## Problem to work on
Reproduce all of the data exactly.

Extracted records
-- start --
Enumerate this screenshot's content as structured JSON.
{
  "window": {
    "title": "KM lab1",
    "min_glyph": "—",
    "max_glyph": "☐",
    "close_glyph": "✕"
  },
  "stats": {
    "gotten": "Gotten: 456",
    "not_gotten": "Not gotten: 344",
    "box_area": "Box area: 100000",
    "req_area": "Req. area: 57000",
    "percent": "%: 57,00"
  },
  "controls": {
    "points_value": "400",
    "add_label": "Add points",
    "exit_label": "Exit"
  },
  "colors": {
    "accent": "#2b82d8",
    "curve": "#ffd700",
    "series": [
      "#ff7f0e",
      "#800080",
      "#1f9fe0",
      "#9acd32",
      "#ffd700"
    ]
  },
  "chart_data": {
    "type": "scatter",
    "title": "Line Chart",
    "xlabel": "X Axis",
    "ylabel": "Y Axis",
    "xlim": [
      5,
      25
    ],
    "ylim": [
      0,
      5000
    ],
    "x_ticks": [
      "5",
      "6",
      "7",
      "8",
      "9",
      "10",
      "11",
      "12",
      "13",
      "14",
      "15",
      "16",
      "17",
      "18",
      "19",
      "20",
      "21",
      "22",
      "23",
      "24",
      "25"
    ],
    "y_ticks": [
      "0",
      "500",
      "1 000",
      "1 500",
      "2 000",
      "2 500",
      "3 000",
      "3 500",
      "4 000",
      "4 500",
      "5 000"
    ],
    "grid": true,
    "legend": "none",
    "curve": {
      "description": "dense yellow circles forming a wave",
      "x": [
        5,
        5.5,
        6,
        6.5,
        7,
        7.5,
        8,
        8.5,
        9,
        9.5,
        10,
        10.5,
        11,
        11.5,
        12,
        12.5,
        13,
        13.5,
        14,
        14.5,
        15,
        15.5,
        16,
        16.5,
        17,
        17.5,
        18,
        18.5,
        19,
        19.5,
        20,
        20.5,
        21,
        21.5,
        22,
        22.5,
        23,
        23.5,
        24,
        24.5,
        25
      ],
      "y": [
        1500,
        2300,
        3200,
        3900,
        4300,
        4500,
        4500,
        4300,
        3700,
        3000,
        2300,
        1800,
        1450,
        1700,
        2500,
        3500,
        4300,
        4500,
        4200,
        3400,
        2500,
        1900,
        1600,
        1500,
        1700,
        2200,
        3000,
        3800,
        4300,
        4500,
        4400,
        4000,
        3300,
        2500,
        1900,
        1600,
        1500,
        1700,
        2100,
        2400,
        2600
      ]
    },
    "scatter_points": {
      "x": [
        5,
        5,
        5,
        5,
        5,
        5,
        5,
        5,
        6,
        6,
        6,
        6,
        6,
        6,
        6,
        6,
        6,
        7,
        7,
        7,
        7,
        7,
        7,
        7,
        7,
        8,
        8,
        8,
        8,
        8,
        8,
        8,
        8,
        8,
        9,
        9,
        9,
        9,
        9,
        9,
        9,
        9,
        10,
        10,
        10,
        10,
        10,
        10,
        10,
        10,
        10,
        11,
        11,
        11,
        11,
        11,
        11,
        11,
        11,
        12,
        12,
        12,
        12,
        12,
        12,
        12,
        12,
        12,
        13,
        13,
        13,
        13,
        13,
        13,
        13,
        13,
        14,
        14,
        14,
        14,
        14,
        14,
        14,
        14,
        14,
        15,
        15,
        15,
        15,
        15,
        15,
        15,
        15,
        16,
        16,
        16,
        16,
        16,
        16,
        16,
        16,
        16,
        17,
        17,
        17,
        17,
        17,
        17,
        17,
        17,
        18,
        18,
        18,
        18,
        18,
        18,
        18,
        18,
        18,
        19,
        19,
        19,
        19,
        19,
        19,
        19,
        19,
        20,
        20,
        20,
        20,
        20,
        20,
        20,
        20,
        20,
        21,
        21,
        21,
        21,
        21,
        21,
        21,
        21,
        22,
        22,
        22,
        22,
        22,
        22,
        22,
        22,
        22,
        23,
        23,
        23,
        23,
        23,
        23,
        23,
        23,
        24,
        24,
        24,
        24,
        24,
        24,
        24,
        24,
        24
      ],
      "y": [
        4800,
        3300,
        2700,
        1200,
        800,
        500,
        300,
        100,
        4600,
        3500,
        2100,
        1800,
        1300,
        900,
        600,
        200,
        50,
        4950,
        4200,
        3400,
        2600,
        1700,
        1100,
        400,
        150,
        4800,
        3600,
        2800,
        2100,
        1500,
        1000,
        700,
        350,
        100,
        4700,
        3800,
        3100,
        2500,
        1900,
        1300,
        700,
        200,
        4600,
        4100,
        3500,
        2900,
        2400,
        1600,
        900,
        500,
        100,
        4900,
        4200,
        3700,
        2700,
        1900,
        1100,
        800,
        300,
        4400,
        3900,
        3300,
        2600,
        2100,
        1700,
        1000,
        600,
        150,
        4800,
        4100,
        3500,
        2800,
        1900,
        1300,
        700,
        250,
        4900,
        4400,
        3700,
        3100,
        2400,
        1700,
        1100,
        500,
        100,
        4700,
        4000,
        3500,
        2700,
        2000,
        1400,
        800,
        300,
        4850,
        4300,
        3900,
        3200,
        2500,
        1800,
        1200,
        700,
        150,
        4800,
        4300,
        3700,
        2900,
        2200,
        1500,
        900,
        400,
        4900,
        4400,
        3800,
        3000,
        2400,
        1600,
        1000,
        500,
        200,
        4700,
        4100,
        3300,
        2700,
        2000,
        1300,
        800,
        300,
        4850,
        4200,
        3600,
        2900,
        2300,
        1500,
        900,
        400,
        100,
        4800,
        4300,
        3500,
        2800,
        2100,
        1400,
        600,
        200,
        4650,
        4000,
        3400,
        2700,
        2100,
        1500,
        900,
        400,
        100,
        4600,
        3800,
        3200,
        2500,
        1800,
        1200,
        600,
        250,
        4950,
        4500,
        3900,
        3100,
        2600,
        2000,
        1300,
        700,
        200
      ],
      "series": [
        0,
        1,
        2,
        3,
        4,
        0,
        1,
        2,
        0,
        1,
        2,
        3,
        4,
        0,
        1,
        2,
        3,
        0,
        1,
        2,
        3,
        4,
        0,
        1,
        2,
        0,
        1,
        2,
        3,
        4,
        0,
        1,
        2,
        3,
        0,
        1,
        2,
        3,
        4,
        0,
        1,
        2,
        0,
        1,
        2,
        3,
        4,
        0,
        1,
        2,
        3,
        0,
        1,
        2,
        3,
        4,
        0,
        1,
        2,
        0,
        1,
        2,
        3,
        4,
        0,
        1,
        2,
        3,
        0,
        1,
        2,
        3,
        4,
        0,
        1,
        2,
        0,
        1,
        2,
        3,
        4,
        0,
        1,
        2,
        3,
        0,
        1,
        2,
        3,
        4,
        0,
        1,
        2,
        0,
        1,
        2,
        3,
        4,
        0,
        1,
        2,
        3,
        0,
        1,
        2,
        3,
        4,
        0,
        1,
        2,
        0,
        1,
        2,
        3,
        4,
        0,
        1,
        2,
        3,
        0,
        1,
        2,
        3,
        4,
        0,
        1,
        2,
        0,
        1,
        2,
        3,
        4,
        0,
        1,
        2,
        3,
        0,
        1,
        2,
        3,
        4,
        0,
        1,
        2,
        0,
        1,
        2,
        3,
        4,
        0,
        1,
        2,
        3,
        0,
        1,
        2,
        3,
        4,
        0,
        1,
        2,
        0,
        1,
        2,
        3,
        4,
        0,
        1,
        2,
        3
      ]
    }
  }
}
-- end --
## Exercise result
Enumerate this screenshot's content as structured JSON.
{
  "window": {
    "title": "KM lab1",
    "min_glyph": "—",
    "max_glyph": "☐",
    "close_glyph": "✕"
  },
  "stats": {
    "gotten": "Gotten: 456",
    "not_gotten": "Not gotten: 344",
    "box_area": "Box area: 100000",
    "req_area": "Req. area: 57000",
    "percent": "%: 57,00"
  },
  "controls": {
    "points_value": "400",
    "add_label": "Add points",
    "exit_label": "Exit"
  },
  "colors": {
    "accent": "#2b82d8",
    "curve": "#ffd700",
    "series": [
      "#ff7f0e",
      "#800080",
      "#1f9fe0",
      "#9acd32",
      "#ffd700"
    ]
  },
  "chart_data": {
    "type": "scatter",
    "title": "Line Chart",
    "xlabel": "X Axis",
    "ylabel": "Y Axis",
    "xlim": [
      5,
      25
    ],
    "ylim": [
      0,
      5000
    ],
    "x_ticks": [
      "5",
      "6",
      "7",
      "8",
      "9",
      "10",
      "11",
      "12",
      "13",
      "14",
      "15",
      "16",
      "17",
      "18",
      "19",
      "20",
      "21",
      "22",
      "23",
      "24",
      "25"
    ],
    "y_ticks": [
      "0",
      "500",
      "1 000",
      "1 500",
      "2 000",
      "2 500",
      "3 000",
      "3 500",
      "4 000",
      "4 500",
      "5 000"
    ],
    "grid": true,
    "legend": "none",
    "curve": {
      "description": "dense yellow circles forming a wave",
      "x": [
        5,
        5.5,
        6,
        6.5,
        7,
        7.5,
        8,
        8.5,
        9,
        9.5,
        10,
        10.5,
        11,
        11.5,
        12,
        12.5,
        13,
        13.5,
        14,
        14.5,
        15,
        15.5,
        16,
        16.5,
        17,
        17.5,
        18,
        18.5,
        19,
        19.5,
        20,
        20.5,
        21,
        21.5,
        22,
        22.5,
        23,
        23.5,
        24,
        24.5,
        25
      ],
      "y": [
        1500,
        2300,
        3200,
        3900,
        4300,
        4500,
        4500,
        4300,
        3700,
        3000,
        2300,
        1800,
        1450,
        1700,
        2500,
        3500,
        4300,
        4500,
        4200,
        3400,
        2500,
        1900,
        1600,
        1500,
        1700,
        2200,
        3000,
        3800,
        4300,
        4500,
        4400,
        4000,
        3300,
        2500,
        1900,
        1600,
        1500,
        1700,
        2100,
        2400,
        2600
      ]
    },
    "scatter_points": {
      "x": [
        5,
        5,
        5,
        5,
        5,
        5,
        5,
        5,
        6,
        6,
        6,
        6,
        6,
        6,
        6,
        6,
        6,
        7,
        7,
        7,
        7,
        7,
        7,
        7,
        7,
        8,
        8,
        8,
        8,
        8,
        8,
        8,
        8,
        8,
        9,
        9,
        9,
        9,
        9,
        9,
        9,
        9,
        10,
        10,
        10,
        10,
        10,
        10,
        10,
        10,
        10,
        11,
        11,
        11,
        11,
        11,
        11,
        11,
        11,
        12,
        12,
        12,
        12,
        12,
        12,
        12,
        12,
        12,
        13,
        13,
        13,
        13,
        13,
        13,
        13,
        13,
        14,
        14,
        14,
        14,
        14,
        14,
        14,
        14,
        14,
        15,
        15,
        15,
        15,
        15,
        15,
        15,
        15,
        16,
        16,
        16,
        16,
        16,
        16,
        16,
        16,
        16,
        17,
        17,
        17,
        17,
        17,
        17,
        17,
        17,
        18,
        18,
        18,
        18,
        18,
        18,
        18,
        18,
        18,
        19,
        19,
        19,
        19,
        19,
        19,
        19,
        19,
        20,
        20,
        20,
        20,
        20,
        20,
        20,
        20,
        20,
        21,
        21,
        21,
        21,
        21,
        21,
        21,
        21,
        22,
        22,
        22,
        22,
        22,
        22,
        22,
        22,
        22,
        23,
        23,
        23,
        23,
        23,
        23,
        23,
        23,
        24,
        24,
        24,
        24,
        24,
        24,
        24,
        24,
        24
      ],
      "y": [
        4800,
        3300,
        2700,
        1200,
        800,
        500,
        300,
        100,
        4600,
        3500,
        2100,
        1800,
        1300,
        900,
        600,
        200,
        50,
        4950,
        4200,
        3400,
        2600,
        1700,
        1100,
        400,
        150,
        4800,
        3600,
        2800,
        2100,
        1500,
        1000,
        700,
        350,
        100,
        4700,
        3800,
        3100,
        2500,
        1900,
        1300,
        700,
        200,
        4600,
        4100,
        3500,
        2900,
        2400,
        1600,
        900,
        500,
        100,
        4900,
        4200,
        3700,
        2700,
        1900,
        1100,
        800,
        300,
        4400,
        3900,
        3300,
        2600,
        2100,
        1700,
        1000,
        600,
        150,
        4800,
        4100,
        3500,
        2800,
        1900,
        1300,
        700,
        250,
        4900,
        4400,
        3700,
        3100,
        2400,
        1700,
        1100,
        500,
        100,
        4700,
        4000,
        3500,
        2700,
        2000,
        1400,
        800,
        300,
        4850,
        4300,
        3900,
        3200,
        2500,
        1800,
        1200,
        700,
        150,
        4800,
        4300,
        3700,
        2900,
        2200,
        1500,
        900,
        400,
        4900,
        4400,
        3800,
        3000,
        2400,
        1600,
        1000,
        500,
        200,
        4700,
        4100,
        3300,
        2700,
        2000,
        1300,
        800,
        300,
        4850,
        4200,
        3600,
        2900,
        2300,
        1500,
        900,
        400,
        100,
        4800,
        4300,
        3500,
        2800,
        2100,
        1400,
        600,
        200,
        4650,
        4000,
        3400,
        2700,
        2100,
        1500,
        900,
        400,
        100,
        4600,
        3800,
        3200,
        2500,
        1800,
        1200,
        600,
        250,
        4950,
        4500,
        3900,
        3100,
        2600,
        2000,
        1300,
        700,
        200
      ],
      "series": [
        0,
        1,
        2,
        3,
        4,
        0,
        1,
        2,
        0,
        1,
        2,
        3,
        4,
        0,
        1,
        2,
        3,
        0,
        1,
        2,
        3,
        4,
        0,
        1,
        2,
        0,
        1,
        2,
        3,
        4,
        0,
        1,
        2,
        3,
        0,
        1,
        2,
        3,
        4,
        0,
        1,
        2,
        0,
        1,
        2,
        3,
        4,
        0,
        1,
        2,
        3,
        0,
        1,
        2,
        3,
        4,
        0,
        1,
        2,
        0,
        1,
        2,
        3,
        4,
        0,
        1,
        2,
        3,
        0,
        1,
        2,
        3,
        4,
        0,
        1,
        2,
        0,
        1,
        2,
        3,
        4,
        0,
        1,
        2,
        3,
        0,
        1,
        2,
        3,
        4,
        0,
        1,
        2,
        0,
        1,
        2,
        3,
        4,
        0,
        1,
        2,
        3,
        0,
        1,
        2,
        3,
        4,
        0,
        1,
        2,
        0,
        1,
        2,
        3,
        4,
        0,
        1,
        2,
        3,
        0,
        1,
        2,
        3,
        4,
        0,
        1,
        2,
        0,
        1,
        2,
        3,
        4,
        0,
        1,
        2,
        3,
        0,
        1,
        2,
        3,
        4,
        0,
        1,
        2,
        0,
        1,
        2,
        3,
        4,
        0,
        1,
        2,
        3,
        0,
        1,
        2,
        3,
        4,
        0,
        1,
        2,
        0,
        1,
        2,
        3,
        4,
        0,
        1,
        2,
        3
      ]
    }
  }
}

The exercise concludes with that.